_SET EXERCISE_.
Return the listing below unchanged, minus its pictures.

_Data tied to figure images_.
[BEGIN]

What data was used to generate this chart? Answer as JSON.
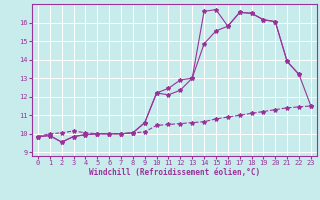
{
  "xlabel": "Windchill (Refroidissement éolien,°C)",
  "bg_color": "#c8ecec",
  "line_color": "#993399",
  "grid_color": "#ffffff",
  "xlim": [
    -0.5,
    23.5
  ],
  "ylim": [
    8.8,
    17.0
  ],
  "yticks": [
    9,
    10,
    11,
    12,
    13,
    14,
    15,
    16
  ],
  "xticks": [
    0,
    1,
    2,
    3,
    4,
    5,
    6,
    7,
    8,
    9,
    10,
    11,
    12,
    13,
    14,
    15,
    16,
    17,
    18,
    19,
    20,
    21,
    22,
    23
  ],
  "line1_x": [
    0,
    1,
    2,
    3,
    4,
    5,
    6,
    7,
    8,
    9,
    10,
    11,
    12,
    13,
    14,
    15,
    16,
    17,
    18,
    19,
    20,
    21,
    22,
    23
  ],
  "line1_y": [
    9.85,
    10.0,
    10.05,
    10.15,
    10.05,
    10.0,
    10.0,
    10.0,
    10.05,
    10.1,
    10.45,
    10.5,
    10.55,
    10.6,
    10.65,
    10.8,
    10.9,
    11.0,
    11.1,
    11.2,
    11.3,
    11.4,
    11.45,
    11.5
  ],
  "line2_x": [
    0,
    1,
    2,
    3,
    4,
    5,
    6,
    7,
    8,
    9,
    10,
    11,
    12,
    13,
    14,
    15,
    16,
    17,
    18,
    19,
    20,
    21,
    22
  ],
  "line2_y": [
    9.85,
    9.9,
    9.55,
    9.85,
    9.95,
    10.0,
    10.0,
    10.0,
    10.05,
    10.6,
    12.2,
    12.45,
    12.9,
    13.0,
    16.6,
    16.7,
    15.8,
    16.55,
    16.5,
    16.15,
    16.05,
    13.9,
    13.2
  ],
  "line3_x": [
    0,
    1,
    2,
    3,
    4,
    5,
    6,
    7,
    8,
    9,
    10,
    11,
    12,
    13,
    14,
    15,
    16,
    17,
    18,
    19,
    20,
    21,
    22,
    23
  ],
  "line3_y": [
    9.85,
    9.9,
    9.55,
    9.85,
    9.95,
    10.0,
    10.0,
    10.0,
    10.05,
    10.6,
    12.2,
    12.1,
    12.35,
    13.0,
    14.85,
    15.55,
    15.8,
    16.55,
    16.5,
    16.15,
    16.05,
    13.9,
    13.2,
    11.5
  ],
  "marker": "*",
  "markersize": 3,
  "linewidth": 0.8,
  "tick_fontsize": 5,
  "xlabel_fontsize": 5.5
}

[END]

_TASK RESULT_.
What data was used to generate this chart? Answer as JSON.
{
  "xlabel": "Windchill (Refroidissement éolien,°C)",
  "bg_color": "#c8ecec",
  "line_color": "#993399",
  "grid_color": "#ffffff",
  "xlim": [
    -0.5,
    23.5
  ],
  "ylim": [
    8.8,
    17.0
  ],
  "yticks": [
    9,
    10,
    11,
    12,
    13,
    14,
    15,
    16
  ],
  "xticks": [
    0,
    1,
    2,
    3,
    4,
    5,
    6,
    7,
    8,
    9,
    10,
    11,
    12,
    13,
    14,
    15,
    16,
    17,
    18,
    19,
    20,
    21,
    22,
    23
  ],
  "line1_x": [
    0,
    1,
    2,
    3,
    4,
    5,
    6,
    7,
    8,
    9,
    10,
    11,
    12,
    13,
    14,
    15,
    16,
    17,
    18,
    19,
    20,
    21,
    22,
    23
  ],
  "line1_y": [
    9.85,
    10.0,
    10.05,
    10.15,
    10.05,
    10.0,
    10.0,
    10.0,
    10.05,
    10.1,
    10.45,
    10.5,
    10.55,
    10.6,
    10.65,
    10.8,
    10.9,
    11.0,
    11.1,
    11.2,
    11.3,
    11.4,
    11.45,
    11.5
  ],
  "line2_x": [
    0,
    1,
    2,
    3,
    4,
    5,
    6,
    7,
    8,
    9,
    10,
    11,
    12,
    13,
    14,
    15,
    16,
    17,
    18,
    19,
    20,
    21,
    22
  ],
  "line2_y": [
    9.85,
    9.9,
    9.55,
    9.85,
    9.95,
    10.0,
    10.0,
    10.0,
    10.05,
    10.6,
    12.2,
    12.45,
    12.9,
    13.0,
    16.6,
    16.7,
    15.8,
    16.55,
    16.5,
    16.15,
    16.05,
    13.9,
    13.2
  ],
  "line3_x": [
    0,
    1,
    2,
    3,
    4,
    5,
    6,
    7,
    8,
    9,
    10,
    11,
    12,
    13,
    14,
    15,
    16,
    17,
    18,
    19,
    20,
    21,
    22,
    23
  ],
  "line3_y": [
    9.85,
    9.9,
    9.55,
    9.85,
    9.95,
    10.0,
    10.0,
    10.0,
    10.05,
    10.6,
    12.2,
    12.1,
    12.35,
    13.0,
    14.85,
    15.55,
    15.8,
    16.55,
    16.5,
    16.15,
    16.05,
    13.9,
    13.2,
    11.5
  ],
  "marker": "*",
  "markersize": 3,
  "linewidth": 0.8,
  "tick_fontsize": 5,
  "xlabel_fontsize": 5.5
}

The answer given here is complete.